Written task ::
Extract all lines that hold the string "this".
---+---
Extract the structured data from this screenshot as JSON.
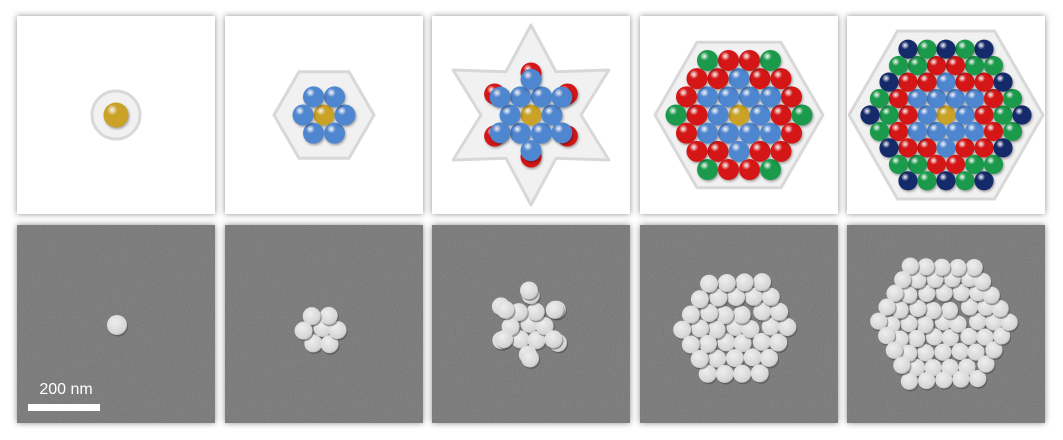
{
  "figure": {
    "scale_bar_label": "200 nm"
  },
  "colors": {
    "core": "#c9a227",
    "shell1": "#4f86d0",
    "shell2_red": "#d51616",
    "shell3_green": "#1a9a4a",
    "shell4_navy": "#142a6a",
    "sem_background": "#747474",
    "sem_particle": "#d6d6d6"
  },
  "panels": [
    {
      "stage": 1,
      "shell_outline": "circle",
      "shells": [
        "core"
      ]
    },
    {
      "stage": 2,
      "shell_outline": "hexagon",
      "shells": [
        "core",
        "shell1"
      ]
    },
    {
      "stage": 3,
      "shell_outline": "hexagram",
      "shells": [
        "core",
        "shell1",
        "shell2_red"
      ]
    },
    {
      "stage": 4,
      "shell_outline": "hexagon",
      "shells": [
        "core",
        "shell1",
        "shell2_red",
        "shell3_green"
      ]
    },
    {
      "stage": 5,
      "shell_outline": "hexagon",
      "shells": [
        "core",
        "shell1",
        "shell2_red",
        "shell3_green",
        "shell4_navy"
      ]
    }
  ]
}
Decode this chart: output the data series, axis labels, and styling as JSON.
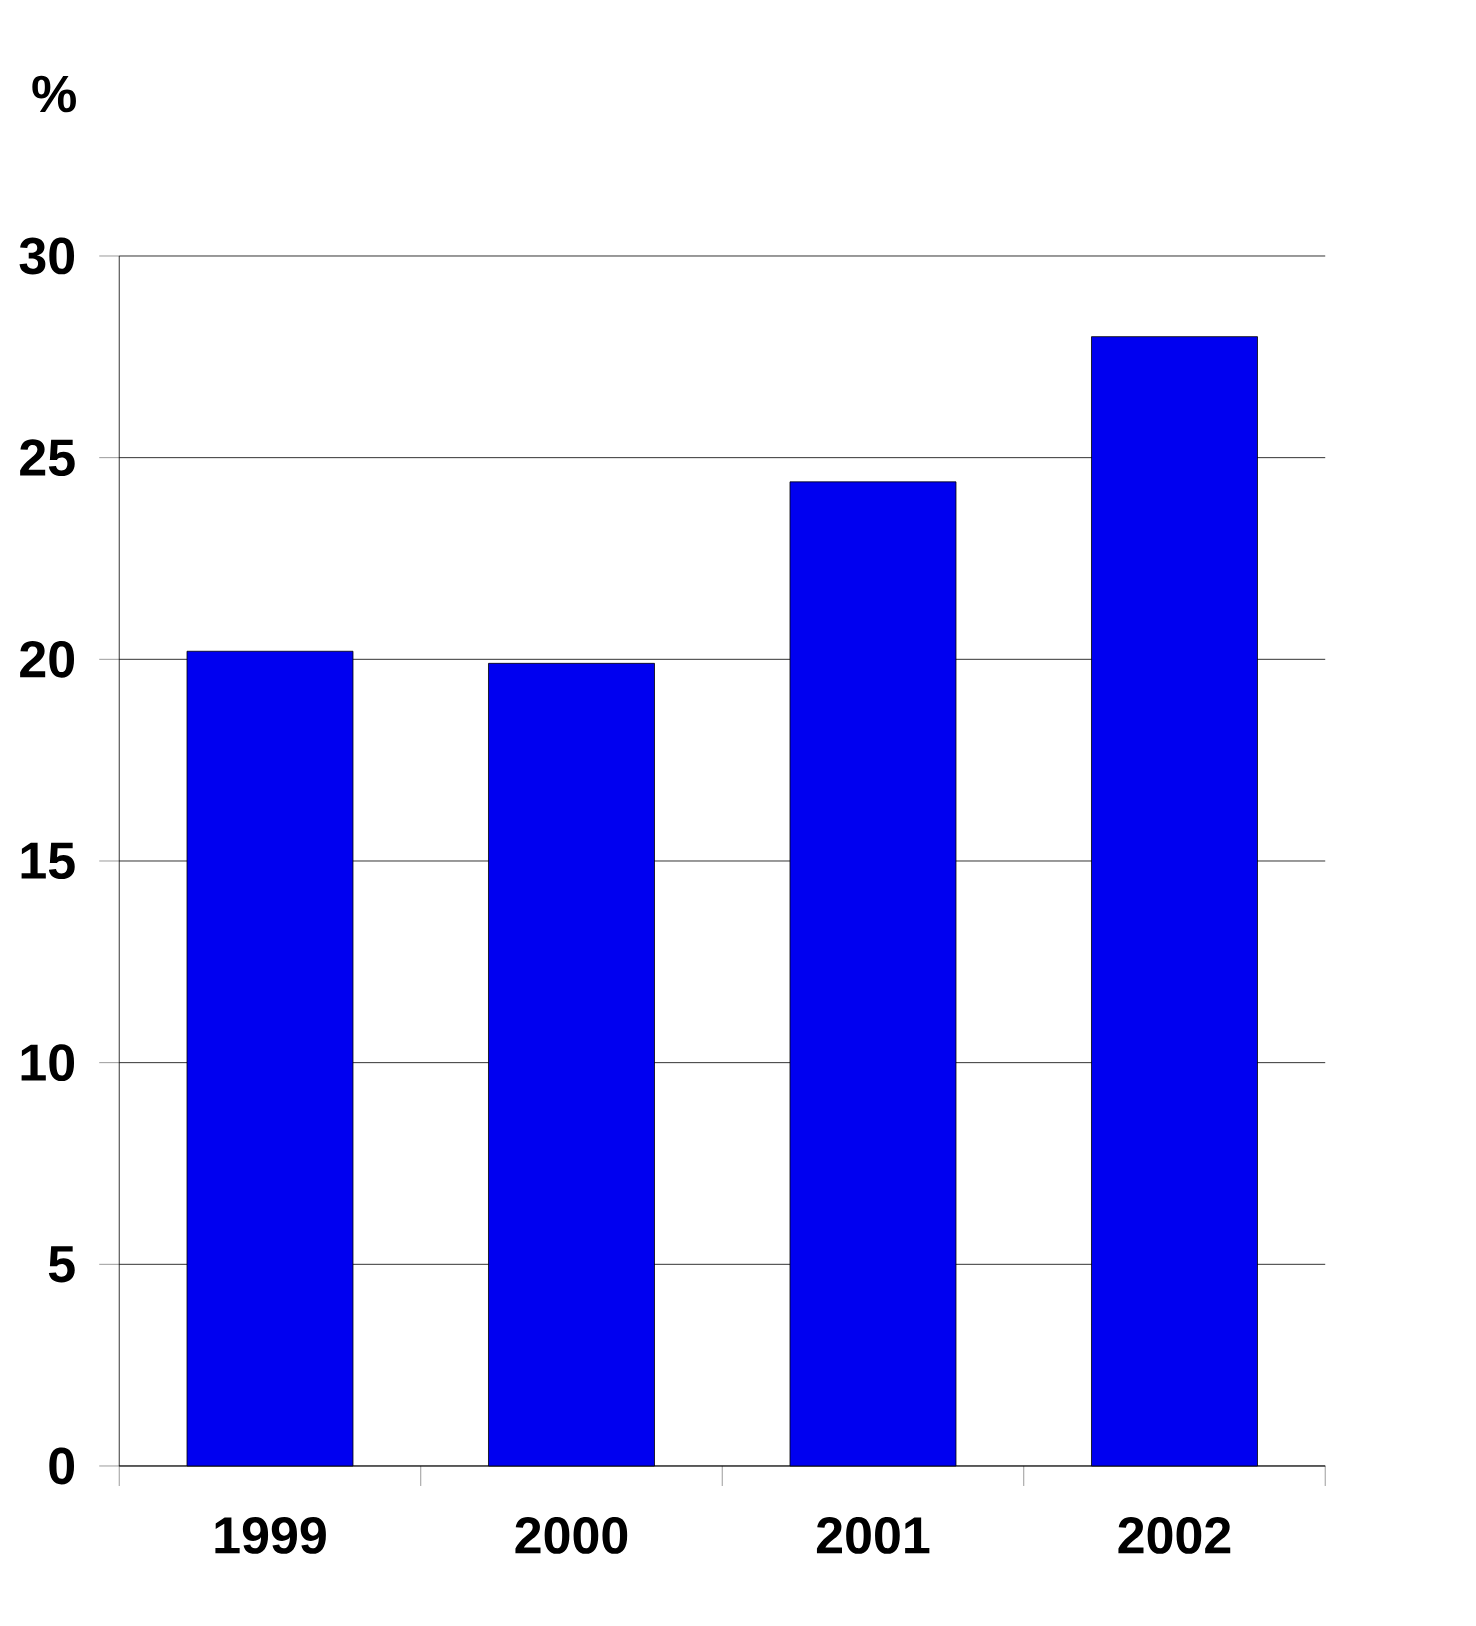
{
  "chart_data": {
    "type": "bar",
    "ylabel": "%",
    "categories": [
      "1999",
      "2000",
      "2001",
      "2002"
    ],
    "values": [
      20.2,
      19.9,
      24.4,
      28.0
    ],
    "color": "#0000f0",
    "ylim": [
      0,
      30
    ],
    "yticks": [
      0,
      5,
      10,
      15,
      20,
      25,
      30
    ],
    "grid": "y"
  }
}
---+---
Output of the task ::
Extract the structured data from this screenshot as JSON.
Decode this chart: output the data series, axis labels, and styling as JSON.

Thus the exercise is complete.